Begin
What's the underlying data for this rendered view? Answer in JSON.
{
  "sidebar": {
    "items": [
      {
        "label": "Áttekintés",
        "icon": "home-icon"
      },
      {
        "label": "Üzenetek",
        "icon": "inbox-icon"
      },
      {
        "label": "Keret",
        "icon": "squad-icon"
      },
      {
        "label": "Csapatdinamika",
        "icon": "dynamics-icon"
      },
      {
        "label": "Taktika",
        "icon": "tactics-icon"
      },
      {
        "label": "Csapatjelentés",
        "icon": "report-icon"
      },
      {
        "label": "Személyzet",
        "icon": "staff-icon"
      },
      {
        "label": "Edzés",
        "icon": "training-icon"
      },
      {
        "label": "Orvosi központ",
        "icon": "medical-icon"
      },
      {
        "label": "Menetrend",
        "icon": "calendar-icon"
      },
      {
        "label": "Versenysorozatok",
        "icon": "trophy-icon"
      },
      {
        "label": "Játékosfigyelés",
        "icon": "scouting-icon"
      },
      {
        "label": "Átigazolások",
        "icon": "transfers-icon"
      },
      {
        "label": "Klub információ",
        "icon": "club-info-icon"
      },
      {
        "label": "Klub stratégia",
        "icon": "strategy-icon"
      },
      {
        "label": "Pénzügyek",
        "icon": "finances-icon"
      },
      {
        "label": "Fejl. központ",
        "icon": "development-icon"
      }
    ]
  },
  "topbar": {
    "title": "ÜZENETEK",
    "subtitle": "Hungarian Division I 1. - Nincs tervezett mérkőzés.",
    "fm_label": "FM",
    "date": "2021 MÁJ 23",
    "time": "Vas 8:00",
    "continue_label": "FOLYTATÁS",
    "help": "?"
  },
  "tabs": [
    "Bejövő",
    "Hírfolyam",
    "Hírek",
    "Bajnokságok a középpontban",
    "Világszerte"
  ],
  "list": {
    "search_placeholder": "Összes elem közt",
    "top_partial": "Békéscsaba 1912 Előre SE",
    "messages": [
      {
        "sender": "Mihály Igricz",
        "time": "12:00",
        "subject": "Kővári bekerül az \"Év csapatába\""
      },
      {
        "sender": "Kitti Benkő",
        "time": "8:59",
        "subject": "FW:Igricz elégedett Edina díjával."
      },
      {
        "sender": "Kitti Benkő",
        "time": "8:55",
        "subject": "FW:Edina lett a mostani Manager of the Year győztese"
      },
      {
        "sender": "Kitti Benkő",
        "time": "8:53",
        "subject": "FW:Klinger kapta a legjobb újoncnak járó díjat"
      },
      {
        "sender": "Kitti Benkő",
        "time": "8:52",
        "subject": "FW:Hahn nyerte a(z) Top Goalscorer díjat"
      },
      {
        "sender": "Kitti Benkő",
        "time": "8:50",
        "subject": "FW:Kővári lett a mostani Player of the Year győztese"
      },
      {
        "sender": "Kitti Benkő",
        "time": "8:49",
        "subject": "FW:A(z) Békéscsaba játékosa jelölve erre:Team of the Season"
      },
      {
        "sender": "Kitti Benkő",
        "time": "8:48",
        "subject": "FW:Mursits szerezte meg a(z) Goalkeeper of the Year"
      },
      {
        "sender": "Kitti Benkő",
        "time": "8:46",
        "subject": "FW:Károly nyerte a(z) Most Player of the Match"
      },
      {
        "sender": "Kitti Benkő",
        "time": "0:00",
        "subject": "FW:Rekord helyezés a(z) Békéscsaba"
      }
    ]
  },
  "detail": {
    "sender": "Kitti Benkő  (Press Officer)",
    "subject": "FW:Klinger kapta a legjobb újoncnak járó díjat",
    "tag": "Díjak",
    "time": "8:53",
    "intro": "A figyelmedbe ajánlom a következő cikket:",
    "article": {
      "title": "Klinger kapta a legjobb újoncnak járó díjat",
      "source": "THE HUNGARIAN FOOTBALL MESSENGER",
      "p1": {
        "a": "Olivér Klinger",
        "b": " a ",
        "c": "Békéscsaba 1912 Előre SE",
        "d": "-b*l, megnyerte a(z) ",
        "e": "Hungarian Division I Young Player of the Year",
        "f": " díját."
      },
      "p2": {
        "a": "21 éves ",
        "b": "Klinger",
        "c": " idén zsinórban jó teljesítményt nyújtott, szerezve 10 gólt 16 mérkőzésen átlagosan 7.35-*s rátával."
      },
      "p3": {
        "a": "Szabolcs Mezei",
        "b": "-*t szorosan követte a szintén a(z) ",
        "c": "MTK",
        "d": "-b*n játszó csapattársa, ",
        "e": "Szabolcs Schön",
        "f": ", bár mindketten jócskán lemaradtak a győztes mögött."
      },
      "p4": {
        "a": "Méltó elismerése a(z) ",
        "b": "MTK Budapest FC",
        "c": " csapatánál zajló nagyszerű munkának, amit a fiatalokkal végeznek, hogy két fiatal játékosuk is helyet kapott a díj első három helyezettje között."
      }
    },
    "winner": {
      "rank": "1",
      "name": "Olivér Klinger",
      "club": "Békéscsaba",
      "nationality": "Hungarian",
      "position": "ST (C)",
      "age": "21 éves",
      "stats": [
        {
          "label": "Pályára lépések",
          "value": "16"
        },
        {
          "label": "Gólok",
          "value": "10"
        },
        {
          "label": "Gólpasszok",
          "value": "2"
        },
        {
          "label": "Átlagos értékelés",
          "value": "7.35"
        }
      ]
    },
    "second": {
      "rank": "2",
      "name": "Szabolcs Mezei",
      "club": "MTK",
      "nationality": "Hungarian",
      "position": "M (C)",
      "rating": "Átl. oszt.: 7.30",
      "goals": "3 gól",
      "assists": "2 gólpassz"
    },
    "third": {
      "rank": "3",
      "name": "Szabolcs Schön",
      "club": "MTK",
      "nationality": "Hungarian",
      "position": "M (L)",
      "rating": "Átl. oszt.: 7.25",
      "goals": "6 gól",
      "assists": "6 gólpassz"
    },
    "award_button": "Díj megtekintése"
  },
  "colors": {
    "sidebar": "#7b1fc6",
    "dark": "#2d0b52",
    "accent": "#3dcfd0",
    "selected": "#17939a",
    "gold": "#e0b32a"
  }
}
End
Repeat the material above in full, quoting it exactly.

• Task result
What's the underlying data for this rendered view? Answer in JSON.
{
  "sidebar": {
    "items": [
      {
        "label": "Áttekintés",
        "icon": "home-icon"
      },
      {
        "label": "Üzenetek",
        "icon": "inbox-icon"
      },
      {
        "label": "Keret",
        "icon": "squad-icon"
      },
      {
        "label": "Csapatdinamika",
        "icon": "dynamics-icon"
      },
      {
        "label": "Taktika",
        "icon": "tactics-icon"
      },
      {
        "label": "Csapatjelentés",
        "icon": "report-icon"
      },
      {
        "label": "Személyzet",
        "icon": "staff-icon"
      },
      {
        "label": "Edzés",
        "icon": "training-icon"
      },
      {
        "label": "Orvosi központ",
        "icon": "medical-icon"
      },
      {
        "label": "Menetrend",
        "icon": "calendar-icon"
      },
      {
        "label": "Versenysorozatok",
        "icon": "trophy-icon"
      },
      {
        "label": "Játékosfigyelés",
        "icon": "scouting-icon"
      },
      {
        "label": "Átigazolások",
        "icon": "transfers-icon"
      },
      {
        "label": "Klub információ",
        "icon": "club-info-icon"
      },
      {
        "label": "Klub stratégia",
        "icon": "strategy-icon"
      },
      {
        "label": "Pénzügyek",
        "icon": "finances-icon"
      },
      {
        "label": "Fejl. központ",
        "icon": "development-icon"
      }
    ]
  },
  "topbar": {
    "title": "ÜZENETEK",
    "subtitle": "Hungarian Division I 1. - Nincs tervezett mérkőzés.",
    "fm_label": "FM",
    "date": "2021 MÁJ 23",
    "time": "Vas 8:00",
    "continue_label": "FOLYTATÁS",
    "help": "?"
  },
  "tabs": [
    "Bejövő",
    "Hírfolyam",
    "Hírek",
    "Bajnokságok a középpontban",
    "Világszerte"
  ],
  "list": {
    "search_placeholder": "Összes elem közt",
    "top_partial": "Békéscsaba 1912 Előre SE",
    "messages": [
      {
        "sender": "Mihály Igricz",
        "time": "12:00",
        "subject": "Kővári bekerül az \"Év csapatába\""
      },
      {
        "sender": "Kitti Benkő",
        "time": "8:59",
        "subject": "FW:Igricz elégedett Edina díjával."
      },
      {
        "sender": "Kitti Benkő",
        "time": "8:55",
        "subject": "FW:Edina lett a mostani Manager of the Year győztese"
      },
      {
        "sender": "Kitti Benkő",
        "time": "8:53",
        "subject": "FW:Klinger kapta a legjobb újoncnak járó díjat"
      },
      {
        "sender": "Kitti Benkő",
        "time": "8:52",
        "subject": "FW:Hahn nyerte a(z) Top Goalscorer díjat"
      },
      {
        "sender": "Kitti Benkő",
        "time": "8:50",
        "subject": "FW:Kővári lett a mostani Player of the Year győztese"
      },
      {
        "sender": "Kitti Benkő",
        "time": "8:49",
        "subject": "FW:A(z) Békéscsaba játékosa jelölve erre:Team of the Season"
      },
      {
        "sender": "Kitti Benkő",
        "time": "8:48",
        "subject": "FW:Mursits szerezte meg a(z) Goalkeeper of the Year"
      },
      {
        "sender": "Kitti Benkő",
        "time": "8:46",
        "subject": "FW:Károly nyerte a(z) Most Player of the Match"
      },
      {
        "sender": "Kitti Benkő",
        "time": "0:00",
        "subject": "FW:Rekord helyezés a(z) Békéscsaba"
      }
    ]
  },
  "detail": {
    "sender": "Kitti Benkő  (Press Officer)",
    "subject": "FW:Klinger kapta a legjobb újoncnak járó díjat",
    "tag": "Díjak",
    "time": "8:53",
    "intro": "A figyelmedbe ajánlom a következő cikket:",
    "article": {
      "title": "Klinger kapta a legjobb újoncnak járó díjat",
      "source": "THE HUNGARIAN FOOTBALL MESSENGER",
      "p1": {
        "a": "Olivér Klinger",
        "b": " a ",
        "c": "Békéscsaba 1912 Előre SE",
        "d": "-b*l, megnyerte a(z) ",
        "e": "Hungarian Division I Young Player of the Year",
        "f": " díját."
      },
      "p2": {
        "a": "21 éves ",
        "b": "Klinger",
        "c": " idén zsinórban jó teljesítményt nyújtott, szerezve 10 gólt 16 mérkőzésen átlagosan 7.35-*s rátával."
      },
      "p3": {
        "a": "Szabolcs Mezei",
        "b": "-*t szorosan követte a szintén a(z) ",
        "c": "MTK",
        "d": "-b*n játszó csapattársa, ",
        "e": "Szabolcs Schön",
        "f": ", bár mindketten jócskán lemaradtak a győztes mögött."
      },
      "p4": {
        "a": "Méltó elismerése a(z) ",
        "b": "MTK Budapest FC",
        "c": " csapatánál zajló nagyszerű munkának, amit a fiatalokkal végeznek, hogy két fiatal játékosuk is helyet kapott a díj első három helyezettje között."
      }
    },
    "winner": {
      "rank": "1",
      "name": "Olivér Klinger",
      "club": "Békéscsaba",
      "nationality": "Hungarian",
      "position": "ST (C)",
      "age": "21 éves",
      "stats": [
        {
          "label": "Pályára lépések",
          "value": "16"
        },
        {
          "label": "Gólok",
          "value": "10"
        },
        {
          "label": "Gólpasszok",
          "value": "2"
        },
        {
          "label": "Átlagos értékelés",
          "value": "7.35"
        }
      ]
    },
    "second": {
      "rank": "2",
      "name": "Szabolcs Mezei",
      "club": "MTK",
      "nationality": "Hungarian",
      "position": "M (C)",
      "rating": "Átl. oszt.: 7.30",
      "goals": "3 gól",
      "assists": "2 gólpassz"
    },
    "third": {
      "rank": "3",
      "name": "Szabolcs Schön",
      "club": "MTK",
      "nationality": "Hungarian",
      "position": "M (L)",
      "rating": "Átl. oszt.: 7.25",
      "goals": "6 gól",
      "assists": "6 gólpassz"
    },
    "award_button": "Díj megtekintése"
  },
  "colors": {
    "sidebar": "#7b1fc6",
    "dark": "#2d0b52",
    "accent": "#3dcfd0",
    "selected": "#17939a",
    "gold": "#e0b32a"
  }
}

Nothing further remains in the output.